- _WHAT IS REQUIRED_
Identify and pull out each line of the entries in which "xlabel" occurs.

- _SOURCE DATA_
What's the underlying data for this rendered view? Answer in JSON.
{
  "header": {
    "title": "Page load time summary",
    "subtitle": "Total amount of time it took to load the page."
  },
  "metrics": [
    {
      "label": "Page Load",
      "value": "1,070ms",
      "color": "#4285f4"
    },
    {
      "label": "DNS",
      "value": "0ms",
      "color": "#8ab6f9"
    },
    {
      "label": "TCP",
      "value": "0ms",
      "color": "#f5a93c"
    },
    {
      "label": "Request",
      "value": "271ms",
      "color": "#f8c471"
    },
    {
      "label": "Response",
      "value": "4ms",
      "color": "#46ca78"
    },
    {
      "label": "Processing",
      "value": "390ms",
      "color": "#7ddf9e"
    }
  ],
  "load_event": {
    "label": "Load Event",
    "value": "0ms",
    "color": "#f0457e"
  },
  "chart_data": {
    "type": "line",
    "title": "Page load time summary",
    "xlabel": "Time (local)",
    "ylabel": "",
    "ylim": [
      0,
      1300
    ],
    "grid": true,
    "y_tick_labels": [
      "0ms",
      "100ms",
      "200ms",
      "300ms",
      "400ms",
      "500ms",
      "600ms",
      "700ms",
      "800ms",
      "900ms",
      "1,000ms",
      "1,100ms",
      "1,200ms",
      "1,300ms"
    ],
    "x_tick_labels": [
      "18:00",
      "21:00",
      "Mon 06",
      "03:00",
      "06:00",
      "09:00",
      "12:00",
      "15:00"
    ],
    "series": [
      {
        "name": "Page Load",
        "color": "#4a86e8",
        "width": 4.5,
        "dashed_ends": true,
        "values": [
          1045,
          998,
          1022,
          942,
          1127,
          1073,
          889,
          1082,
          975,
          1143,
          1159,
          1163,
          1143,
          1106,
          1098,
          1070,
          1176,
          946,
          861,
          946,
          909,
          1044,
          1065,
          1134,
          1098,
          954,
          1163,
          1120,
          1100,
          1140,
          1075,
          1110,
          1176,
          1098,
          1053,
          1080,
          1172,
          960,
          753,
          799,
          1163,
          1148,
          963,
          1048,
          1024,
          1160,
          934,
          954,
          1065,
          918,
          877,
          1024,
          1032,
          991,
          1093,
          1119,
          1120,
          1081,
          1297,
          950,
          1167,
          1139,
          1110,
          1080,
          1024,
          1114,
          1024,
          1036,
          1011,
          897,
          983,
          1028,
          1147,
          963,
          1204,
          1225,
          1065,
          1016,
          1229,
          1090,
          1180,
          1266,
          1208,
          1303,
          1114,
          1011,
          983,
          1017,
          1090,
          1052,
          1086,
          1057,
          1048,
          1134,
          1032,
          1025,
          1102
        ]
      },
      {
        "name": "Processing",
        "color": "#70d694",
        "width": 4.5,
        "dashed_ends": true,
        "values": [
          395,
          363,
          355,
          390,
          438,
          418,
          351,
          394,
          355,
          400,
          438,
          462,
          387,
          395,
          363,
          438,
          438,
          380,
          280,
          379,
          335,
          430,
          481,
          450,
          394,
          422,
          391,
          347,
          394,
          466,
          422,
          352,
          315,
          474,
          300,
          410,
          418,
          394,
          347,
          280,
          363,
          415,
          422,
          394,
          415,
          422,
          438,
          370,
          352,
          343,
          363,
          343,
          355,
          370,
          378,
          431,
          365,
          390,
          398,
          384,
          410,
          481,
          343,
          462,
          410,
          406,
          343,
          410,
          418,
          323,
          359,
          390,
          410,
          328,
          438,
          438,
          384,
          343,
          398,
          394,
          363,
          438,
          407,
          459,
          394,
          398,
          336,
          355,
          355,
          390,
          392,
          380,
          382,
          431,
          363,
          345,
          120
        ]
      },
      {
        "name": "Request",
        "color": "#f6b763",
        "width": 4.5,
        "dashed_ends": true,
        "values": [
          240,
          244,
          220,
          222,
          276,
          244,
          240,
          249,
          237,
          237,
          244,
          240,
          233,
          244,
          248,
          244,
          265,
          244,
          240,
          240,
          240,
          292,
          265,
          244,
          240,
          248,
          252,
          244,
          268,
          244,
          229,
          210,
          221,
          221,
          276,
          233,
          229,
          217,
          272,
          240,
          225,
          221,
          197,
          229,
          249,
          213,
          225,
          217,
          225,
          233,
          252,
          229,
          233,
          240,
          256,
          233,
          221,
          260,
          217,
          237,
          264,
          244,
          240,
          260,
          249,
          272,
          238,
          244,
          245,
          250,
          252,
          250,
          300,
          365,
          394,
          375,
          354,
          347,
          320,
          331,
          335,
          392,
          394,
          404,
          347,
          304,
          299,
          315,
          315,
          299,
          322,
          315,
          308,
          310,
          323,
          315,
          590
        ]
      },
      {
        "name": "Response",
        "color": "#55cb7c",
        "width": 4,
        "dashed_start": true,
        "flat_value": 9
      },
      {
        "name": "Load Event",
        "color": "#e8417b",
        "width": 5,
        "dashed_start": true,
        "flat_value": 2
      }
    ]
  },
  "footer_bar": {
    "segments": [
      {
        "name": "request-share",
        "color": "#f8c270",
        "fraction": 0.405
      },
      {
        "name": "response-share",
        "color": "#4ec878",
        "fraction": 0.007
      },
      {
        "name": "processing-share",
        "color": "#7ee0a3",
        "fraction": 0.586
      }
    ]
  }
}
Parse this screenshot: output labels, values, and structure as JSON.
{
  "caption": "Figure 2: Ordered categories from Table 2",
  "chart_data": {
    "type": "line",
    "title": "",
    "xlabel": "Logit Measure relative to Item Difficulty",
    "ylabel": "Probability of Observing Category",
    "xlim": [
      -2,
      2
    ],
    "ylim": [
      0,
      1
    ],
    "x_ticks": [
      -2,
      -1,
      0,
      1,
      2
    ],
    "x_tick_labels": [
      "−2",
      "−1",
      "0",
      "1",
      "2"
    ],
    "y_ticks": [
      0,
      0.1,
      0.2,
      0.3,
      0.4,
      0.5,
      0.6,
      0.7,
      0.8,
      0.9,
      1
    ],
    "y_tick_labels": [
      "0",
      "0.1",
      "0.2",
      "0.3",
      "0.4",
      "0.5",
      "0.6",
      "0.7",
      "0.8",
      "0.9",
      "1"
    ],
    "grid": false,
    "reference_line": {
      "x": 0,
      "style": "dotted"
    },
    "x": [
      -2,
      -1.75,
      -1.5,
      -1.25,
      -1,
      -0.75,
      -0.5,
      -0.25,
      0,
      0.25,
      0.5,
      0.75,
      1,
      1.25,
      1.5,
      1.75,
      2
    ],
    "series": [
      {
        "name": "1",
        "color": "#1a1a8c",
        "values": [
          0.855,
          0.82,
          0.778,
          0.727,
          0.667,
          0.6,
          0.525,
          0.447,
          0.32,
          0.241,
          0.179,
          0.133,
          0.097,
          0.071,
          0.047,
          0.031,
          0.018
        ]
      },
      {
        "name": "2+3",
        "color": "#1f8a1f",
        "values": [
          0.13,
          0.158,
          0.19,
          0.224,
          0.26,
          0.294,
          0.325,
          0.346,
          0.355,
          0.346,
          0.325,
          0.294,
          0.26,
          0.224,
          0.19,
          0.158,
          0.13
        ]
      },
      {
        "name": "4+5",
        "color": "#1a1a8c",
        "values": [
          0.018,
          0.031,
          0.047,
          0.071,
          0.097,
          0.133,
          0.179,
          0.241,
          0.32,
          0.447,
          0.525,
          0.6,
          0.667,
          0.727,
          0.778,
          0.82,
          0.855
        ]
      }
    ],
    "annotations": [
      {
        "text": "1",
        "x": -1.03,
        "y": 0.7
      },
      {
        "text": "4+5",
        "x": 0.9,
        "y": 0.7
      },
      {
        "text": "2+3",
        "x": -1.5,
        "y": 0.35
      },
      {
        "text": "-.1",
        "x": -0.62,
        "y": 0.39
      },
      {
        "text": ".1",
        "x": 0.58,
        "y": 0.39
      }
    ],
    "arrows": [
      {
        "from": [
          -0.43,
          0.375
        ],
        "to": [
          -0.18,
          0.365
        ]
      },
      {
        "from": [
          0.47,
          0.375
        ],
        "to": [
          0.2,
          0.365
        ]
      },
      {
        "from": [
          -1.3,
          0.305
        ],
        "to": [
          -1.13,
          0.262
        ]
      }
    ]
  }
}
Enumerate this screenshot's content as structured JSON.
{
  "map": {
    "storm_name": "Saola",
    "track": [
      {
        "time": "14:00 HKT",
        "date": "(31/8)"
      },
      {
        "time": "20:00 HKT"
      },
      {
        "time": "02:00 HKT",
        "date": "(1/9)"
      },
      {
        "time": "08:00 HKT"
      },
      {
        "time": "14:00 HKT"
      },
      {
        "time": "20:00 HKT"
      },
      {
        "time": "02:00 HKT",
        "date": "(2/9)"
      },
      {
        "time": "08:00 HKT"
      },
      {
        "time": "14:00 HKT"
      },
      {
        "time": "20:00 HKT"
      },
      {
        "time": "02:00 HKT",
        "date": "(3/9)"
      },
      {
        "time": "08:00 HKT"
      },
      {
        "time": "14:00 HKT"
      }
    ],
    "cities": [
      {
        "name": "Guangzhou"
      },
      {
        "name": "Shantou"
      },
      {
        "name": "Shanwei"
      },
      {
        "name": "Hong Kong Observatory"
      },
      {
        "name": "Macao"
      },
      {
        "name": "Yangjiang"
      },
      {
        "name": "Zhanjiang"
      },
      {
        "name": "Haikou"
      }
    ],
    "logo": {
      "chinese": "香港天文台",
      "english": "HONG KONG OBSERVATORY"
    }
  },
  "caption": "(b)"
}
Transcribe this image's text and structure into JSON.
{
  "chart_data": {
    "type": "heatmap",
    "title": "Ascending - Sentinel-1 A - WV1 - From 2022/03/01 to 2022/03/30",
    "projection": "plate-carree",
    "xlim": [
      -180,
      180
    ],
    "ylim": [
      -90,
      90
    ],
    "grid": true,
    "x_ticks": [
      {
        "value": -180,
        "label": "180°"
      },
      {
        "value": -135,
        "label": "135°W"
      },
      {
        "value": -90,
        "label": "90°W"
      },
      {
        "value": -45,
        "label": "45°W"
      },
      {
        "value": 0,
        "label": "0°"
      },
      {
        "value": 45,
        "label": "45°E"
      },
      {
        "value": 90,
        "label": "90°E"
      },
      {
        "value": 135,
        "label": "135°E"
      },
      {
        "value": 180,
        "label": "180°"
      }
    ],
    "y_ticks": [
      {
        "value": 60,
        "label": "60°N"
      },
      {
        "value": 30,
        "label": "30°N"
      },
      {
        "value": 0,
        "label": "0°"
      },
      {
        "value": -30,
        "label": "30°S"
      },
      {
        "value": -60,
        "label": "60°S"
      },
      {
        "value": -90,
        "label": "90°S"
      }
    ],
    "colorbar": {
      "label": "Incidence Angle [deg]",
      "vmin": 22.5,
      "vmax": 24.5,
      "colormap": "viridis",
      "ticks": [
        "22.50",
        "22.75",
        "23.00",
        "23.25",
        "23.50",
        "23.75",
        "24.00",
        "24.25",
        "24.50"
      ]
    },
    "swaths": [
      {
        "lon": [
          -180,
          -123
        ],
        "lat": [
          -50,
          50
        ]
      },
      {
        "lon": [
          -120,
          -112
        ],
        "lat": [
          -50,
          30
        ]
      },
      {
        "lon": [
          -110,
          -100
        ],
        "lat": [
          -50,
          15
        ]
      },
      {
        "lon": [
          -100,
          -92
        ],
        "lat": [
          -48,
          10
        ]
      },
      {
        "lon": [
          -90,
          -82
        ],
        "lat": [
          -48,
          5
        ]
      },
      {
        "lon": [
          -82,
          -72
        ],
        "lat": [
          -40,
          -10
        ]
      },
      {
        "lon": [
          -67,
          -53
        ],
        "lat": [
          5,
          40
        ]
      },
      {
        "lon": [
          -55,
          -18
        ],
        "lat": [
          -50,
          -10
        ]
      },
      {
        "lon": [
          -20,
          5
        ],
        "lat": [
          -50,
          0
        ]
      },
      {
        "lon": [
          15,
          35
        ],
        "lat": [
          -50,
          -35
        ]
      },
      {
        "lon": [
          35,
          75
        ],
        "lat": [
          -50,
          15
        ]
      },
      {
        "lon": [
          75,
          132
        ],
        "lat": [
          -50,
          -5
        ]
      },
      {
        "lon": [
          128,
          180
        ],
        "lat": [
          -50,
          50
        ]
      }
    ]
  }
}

- _FINISHED EXERCISE_
    "xlabel": "Time (local)",
    "xlabel": "Logit Measure relative to Item Difficulty",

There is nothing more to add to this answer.